GIVEN EXERCISE:
All of the data that follows should be retyped exactly, please, except the pictures.

• • • • • • •

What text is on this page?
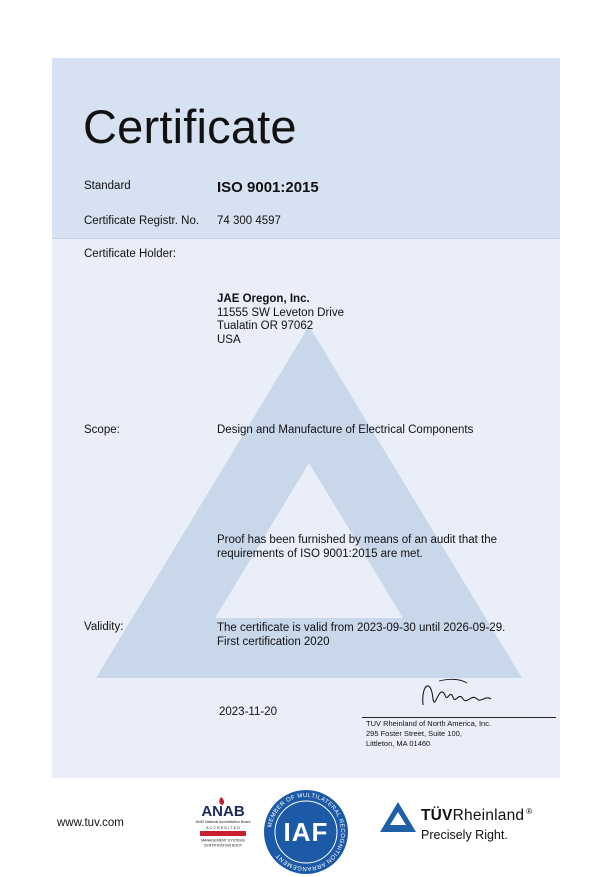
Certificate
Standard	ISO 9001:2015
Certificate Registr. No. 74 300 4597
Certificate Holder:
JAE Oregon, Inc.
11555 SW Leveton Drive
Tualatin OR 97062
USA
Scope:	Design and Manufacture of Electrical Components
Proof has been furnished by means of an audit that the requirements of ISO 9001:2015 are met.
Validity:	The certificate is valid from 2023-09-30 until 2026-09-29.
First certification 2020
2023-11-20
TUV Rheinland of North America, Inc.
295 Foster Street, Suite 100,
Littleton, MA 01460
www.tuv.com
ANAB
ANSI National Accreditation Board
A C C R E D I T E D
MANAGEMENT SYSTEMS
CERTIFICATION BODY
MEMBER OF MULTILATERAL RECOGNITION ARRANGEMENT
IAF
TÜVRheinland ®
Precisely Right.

• • • • • • •

CORRECT RESULT:
What text is on this page?
Certificate
Standard	ISO 9001:2015
Certificate Registr. No. 74 300 4597
Certificate Holder:
JAE Oregon, Inc.
11555 SW Leveton Drive
Tualatin OR 97062
USA
Scope:	Design and Manufacture of Electrical Components
Proof has been furnished by means of an audit that the requirements of ISO 9001:2015 are met.
Validity:	The certificate is valid from 2023-09-30 until 2026-09-29.
First certification 2020
2023-11-20
TUV Rheinland of North America, Inc.
295 Foster Street, Suite 100,
Littleton, MA 01460
www.tuv.com
ANAB
ANSI National Accreditation Board
A C C R E D I T E D
MANAGEMENT SYSTEMS
CERTIFICATION BODY
MEMBER OF MULTILATERAL RECOGNITION ARRANGEMENT
IAF
TÜVRheinland ®
Precisely Right.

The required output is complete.